* [Data items]
-- BEGIN --

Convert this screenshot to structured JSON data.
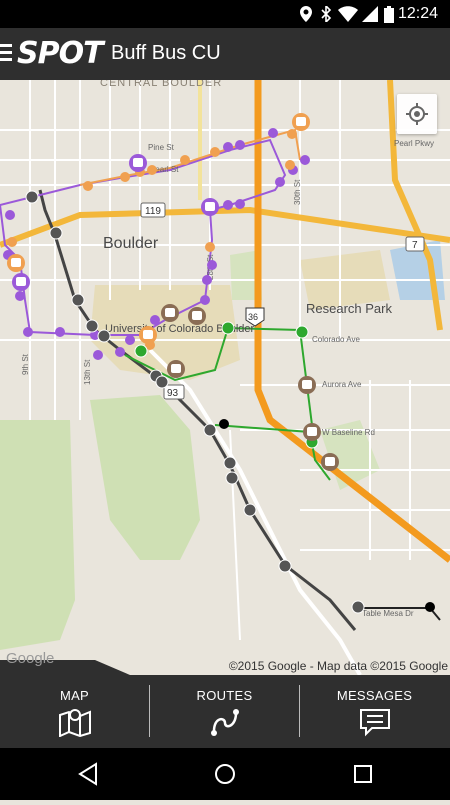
{
  "status": {
    "time": "12:24"
  },
  "header": {
    "logo_text": "SPOT",
    "title": "Buff Bus CU"
  },
  "map": {
    "labels": {
      "central_boulder": "CENTRAL BOULDER",
      "boulder": "Boulder",
      "research_park": "Research Park",
      "university": "University of Colorado Boulder",
      "pine_st": "Pine St",
      "pearl_st": "Pearl St",
      "pearl_pkwy": "Pearl Pkwy",
      "colorado_ave": "Colorado Ave",
      "aurora_ave": "Aurora Ave",
      "baseline_rd": "W Baseline Rd",
      "table_mesa": "Table Mesa Dr",
      "st_28": "28th St",
      "st_30": "30th St",
      "st_13": "13th St",
      "st_9": "9th St",
      "route_119": "119",
      "route_7": "7",
      "route_36": "36",
      "route_93": "93"
    },
    "attribution": "©2015 Google - Map data ©2015 Google",
    "google_logo": "Google"
  },
  "nav": {
    "map": "MAP",
    "routes": "ROUTES",
    "messages": "MESSAGES"
  },
  "colors": {
    "purple_route": "#9b59d9",
    "orange_route": "#f0a050",
    "green_route": "#2ea82e",
    "gray_route": "#555555",
    "highway": "#f3b73a",
    "interstate": "#f39a1e",
    "appbar": "#2f2f2f"
  }
}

-- END --

* [WHAT TO PRODUCE] Extract all lines containing the word "Colorado".

* [THE REPLY]
      "university": "University of Colorado Boulder",
      "colorado_ave": "Colorado Ave",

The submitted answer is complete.